TASK DESCRIPTION
Copy all of the records below verbatim.

EXERCISE MATERIALS
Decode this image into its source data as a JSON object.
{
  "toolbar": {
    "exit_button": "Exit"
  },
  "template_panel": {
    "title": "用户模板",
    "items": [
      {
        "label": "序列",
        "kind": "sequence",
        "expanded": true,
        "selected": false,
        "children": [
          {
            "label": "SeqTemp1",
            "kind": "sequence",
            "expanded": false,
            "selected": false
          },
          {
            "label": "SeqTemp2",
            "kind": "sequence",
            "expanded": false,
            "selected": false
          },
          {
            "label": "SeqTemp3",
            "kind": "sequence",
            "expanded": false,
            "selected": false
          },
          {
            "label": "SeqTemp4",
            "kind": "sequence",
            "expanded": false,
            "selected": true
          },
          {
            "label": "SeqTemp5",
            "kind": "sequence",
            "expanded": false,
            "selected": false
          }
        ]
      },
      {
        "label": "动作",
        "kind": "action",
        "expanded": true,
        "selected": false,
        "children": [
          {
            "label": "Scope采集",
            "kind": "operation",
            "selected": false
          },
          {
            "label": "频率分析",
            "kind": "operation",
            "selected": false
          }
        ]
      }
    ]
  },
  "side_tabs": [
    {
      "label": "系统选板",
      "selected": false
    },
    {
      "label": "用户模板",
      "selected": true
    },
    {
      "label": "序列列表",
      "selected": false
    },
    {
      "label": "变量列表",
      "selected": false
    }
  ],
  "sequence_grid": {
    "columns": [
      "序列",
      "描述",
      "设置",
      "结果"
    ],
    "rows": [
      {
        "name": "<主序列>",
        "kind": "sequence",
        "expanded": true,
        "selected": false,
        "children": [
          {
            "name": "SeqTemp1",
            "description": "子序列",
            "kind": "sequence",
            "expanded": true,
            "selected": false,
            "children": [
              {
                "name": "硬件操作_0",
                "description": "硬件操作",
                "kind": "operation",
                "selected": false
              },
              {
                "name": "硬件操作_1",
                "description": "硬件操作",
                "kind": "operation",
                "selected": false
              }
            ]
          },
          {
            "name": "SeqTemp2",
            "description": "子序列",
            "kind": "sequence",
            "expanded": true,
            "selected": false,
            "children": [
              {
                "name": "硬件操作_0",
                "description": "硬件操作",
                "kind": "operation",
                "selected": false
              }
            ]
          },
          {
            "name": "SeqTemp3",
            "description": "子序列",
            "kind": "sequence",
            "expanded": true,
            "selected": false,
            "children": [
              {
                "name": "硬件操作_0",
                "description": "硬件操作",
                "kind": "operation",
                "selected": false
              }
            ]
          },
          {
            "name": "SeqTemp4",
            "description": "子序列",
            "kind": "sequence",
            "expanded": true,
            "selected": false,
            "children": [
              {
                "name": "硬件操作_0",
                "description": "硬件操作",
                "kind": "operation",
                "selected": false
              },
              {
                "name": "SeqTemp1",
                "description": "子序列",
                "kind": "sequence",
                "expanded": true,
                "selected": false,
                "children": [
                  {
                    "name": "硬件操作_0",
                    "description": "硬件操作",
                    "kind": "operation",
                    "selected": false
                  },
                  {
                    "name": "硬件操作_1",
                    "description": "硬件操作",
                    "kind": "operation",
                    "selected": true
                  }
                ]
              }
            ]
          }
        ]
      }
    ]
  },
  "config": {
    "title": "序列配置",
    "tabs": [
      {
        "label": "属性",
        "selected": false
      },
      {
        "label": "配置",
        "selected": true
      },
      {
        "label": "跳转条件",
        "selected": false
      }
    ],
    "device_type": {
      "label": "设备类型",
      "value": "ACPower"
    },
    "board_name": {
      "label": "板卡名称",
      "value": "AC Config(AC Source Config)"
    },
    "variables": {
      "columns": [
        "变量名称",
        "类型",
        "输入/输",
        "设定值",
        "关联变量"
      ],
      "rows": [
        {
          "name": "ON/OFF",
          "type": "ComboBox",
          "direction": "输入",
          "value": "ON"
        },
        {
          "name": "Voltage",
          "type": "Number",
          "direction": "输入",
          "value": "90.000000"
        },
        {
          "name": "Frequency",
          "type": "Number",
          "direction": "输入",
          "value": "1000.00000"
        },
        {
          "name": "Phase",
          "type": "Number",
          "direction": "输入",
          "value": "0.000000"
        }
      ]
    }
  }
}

ANSWER TO THIS EXERCISE
Decode this image into its source data as a JSON object.
{
  "toolbar": {
    "exit_button": "Exit"
  },
  "template_panel": {
    "title": "用户模板",
    "items": [
      {
        "label": "序列",
        "kind": "sequence",
        "expanded": true,
        "selected": false,
        "children": [
          {
            "label": "SeqTemp1",
            "kind": "sequence",
            "expanded": false,
            "selected": false
          },
          {
            "label": "SeqTemp2",
            "kind": "sequence",
            "expanded": false,
            "selected": false
          },
          {
            "label": "SeqTemp3",
            "kind": "sequence",
            "expanded": false,
            "selected": false
          },
          {
            "label": "SeqTemp4",
            "kind": "sequence",
            "expanded": false,
            "selected": true
          },
          {
            "label": "SeqTemp5",
            "kind": "sequence",
            "expanded": false,
            "selected": false
          }
        ]
      },
      {
        "label": "动作",
        "kind": "action",
        "expanded": true,
        "selected": false,
        "children": [
          {
            "label": "Scope采集",
            "kind": "operation",
            "selected": false
          },
          {
            "label": "频率分析",
            "kind": "operation",
            "selected": false
          }
        ]
      }
    ]
  },
  "side_tabs": [
    {
      "label": "系统选板",
      "selected": false
    },
    {
      "label": "用户模板",
      "selected": true
    },
    {
      "label": "序列列表",
      "selected": false
    },
    {
      "label": "变量列表",
      "selected": false
    }
  ],
  "sequence_grid": {
    "columns": [
      "序列",
      "描述",
      "设置",
      "结果"
    ],
    "rows": [
      {
        "name": "<主序列>",
        "kind": "sequence",
        "expanded": true,
        "selected": false,
        "children": [
          {
            "name": "SeqTemp1",
            "description": "子序列",
            "kind": "sequence",
            "expanded": true,
            "selected": false,
            "children": [
              {
                "name": "硬件操作_0",
                "description": "硬件操作",
                "kind": "operation",
                "selected": false
              },
              {
                "name": "硬件操作_1",
                "description": "硬件操作",
                "kind": "operation",
                "selected": false
              }
            ]
          },
          {
            "name": "SeqTemp2",
            "description": "子序列",
            "kind": "sequence",
            "expanded": true,
            "selected": false,
            "children": [
              {
                "name": "硬件操作_0",
                "description": "硬件操作",
                "kind": "operation",
                "selected": false
              }
            ]
          },
          {
            "name": "SeqTemp3",
            "description": "子序列",
            "kind": "sequence",
            "expanded": true,
            "selected": false,
            "children": [
              {
                "name": "硬件操作_0",
                "description": "硬件操作",
                "kind": "operation",
                "selected": false
              }
            ]
          },
          {
            "name": "SeqTemp4",
            "description": "子序列",
            "kind": "sequence",
            "expanded": true,
            "selected": false,
            "children": [
              {
                "name": "硬件操作_0",
                "description": "硬件操作",
                "kind": "operation",
                "selected": false
              },
              {
                "name": "SeqTemp1",
                "description": "子序列",
                "kind": "sequence",
                "expanded": true,
                "selected": false,
                "children": [
                  {
                    "name": "硬件操作_0",
                    "description": "硬件操作",
                    "kind": "operation",
                    "selected": false
                  },
                  {
                    "name": "硬件操作_1",
                    "description": "硬件操作",
                    "kind": "operation",
                    "selected": true
                  }
                ]
              }
            ]
          }
        ]
      }
    ]
  },
  "config": {
    "title": "序列配置",
    "tabs": [
      {
        "label": "属性",
        "selected": false
      },
      {
        "label": "配置",
        "selected": true
      },
      {
        "label": "跳转条件",
        "selected": false
      }
    ],
    "device_type": {
      "label": "设备类型",
      "value": "ACPower"
    },
    "board_name": {
      "label": "板卡名称",
      "value": "AC Config(AC Source Config)"
    },
    "variables": {
      "columns": [
        "变量名称",
        "类型",
        "输入/输",
        "设定值",
        "关联变量"
      ],
      "rows": [
        {
          "name": "ON/OFF",
          "type": "ComboBox",
          "direction": "输入",
          "value": "ON"
        },
        {
          "name": "Voltage",
          "type": "Number",
          "direction": "输入",
          "value": "90.000000"
        },
        {
          "name": "Frequency",
          "type": "Number",
          "direction": "输入",
          "value": "1000.00000"
        },
        {
          "name": "Phase",
          "type": "Number",
          "direction": "输入",
          "value": "0.000000"
        }
      ]
    }
  }
}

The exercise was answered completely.